▶ What is expected: Repeat the entire listing exactly as written.

━━━ Material for the task

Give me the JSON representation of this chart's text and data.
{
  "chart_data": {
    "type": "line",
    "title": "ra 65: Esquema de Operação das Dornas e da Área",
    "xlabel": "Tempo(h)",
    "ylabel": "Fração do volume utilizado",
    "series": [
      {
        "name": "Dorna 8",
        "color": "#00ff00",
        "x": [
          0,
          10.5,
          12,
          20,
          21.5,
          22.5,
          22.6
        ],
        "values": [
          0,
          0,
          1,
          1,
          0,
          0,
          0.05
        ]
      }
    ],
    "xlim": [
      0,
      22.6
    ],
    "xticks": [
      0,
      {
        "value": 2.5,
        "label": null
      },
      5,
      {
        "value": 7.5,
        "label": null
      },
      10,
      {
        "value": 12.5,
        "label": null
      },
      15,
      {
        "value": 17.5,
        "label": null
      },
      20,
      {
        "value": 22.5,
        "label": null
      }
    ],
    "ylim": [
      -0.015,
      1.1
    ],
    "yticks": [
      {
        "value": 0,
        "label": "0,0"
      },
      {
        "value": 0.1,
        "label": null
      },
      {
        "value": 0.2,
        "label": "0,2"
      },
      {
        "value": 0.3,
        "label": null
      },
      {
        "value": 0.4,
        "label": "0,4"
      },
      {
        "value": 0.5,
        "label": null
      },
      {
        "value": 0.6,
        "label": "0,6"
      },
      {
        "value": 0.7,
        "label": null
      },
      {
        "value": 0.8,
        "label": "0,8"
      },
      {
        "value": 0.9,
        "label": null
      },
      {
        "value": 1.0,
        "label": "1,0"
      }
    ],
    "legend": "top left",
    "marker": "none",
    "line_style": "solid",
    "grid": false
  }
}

━━━━━━

▶ Complete output:
Give me the JSON representation of this chart's text and data.
{
  "chart_data": {
    "type": "line",
    "title": "ra 65: Esquema de Operação das Dornas e da Área",
    "xlabel": "Tempo(h)",
    "ylabel": "Fração do volume utilizado",
    "series": [
      {
        "name": "Dorna 8",
        "color": "#00ff00",
        "x": [
          0,
          10.5,
          12,
          20,
          21.5,
          22.5,
          22.6
        ],
        "values": [
          0,
          0,
          1,
          1,
          0,
          0,
          0.05
        ]
      }
    ],
    "xlim": [
      0,
      22.6
    ],
    "xticks": [
      0,
      {
        "value": 2.5,
        "label": null
      },
      5,
      {
        "value": 7.5,
        "label": null
      },
      10,
      {
        "value": 12.5,
        "label": null
      },
      15,
      {
        "value": 17.5,
        "label": null
      },
      20,
      {
        "value": 22.5,
        "label": null
      }
    ],
    "ylim": [
      -0.015,
      1.1
    ],
    "yticks": [
      {
        "value": 0,
        "label": "0,0"
      },
      {
        "value": 0.1,
        "label": null
      },
      {
        "value": 0.2,
        "label": "0,2"
      },
      {
        "value": 0.3,
        "label": null
      },
      {
        "value": 0.4,
        "label": "0,4"
      },
      {
        "value": 0.5,
        "label": null
      },
      {
        "value": 0.6,
        "label": "0,6"
      },
      {
        "value": 0.7,
        "label": null
      },
      {
        "value": 0.8,
        "label": "0,8"
      },
      {
        "value": 0.9,
        "label": null
      },
      {
        "value": 1.0,
        "label": "1,0"
      }
    ],
    "legend": "top left",
    "marker": "none",
    "line_style": "solid",
    "grid": false
  }
}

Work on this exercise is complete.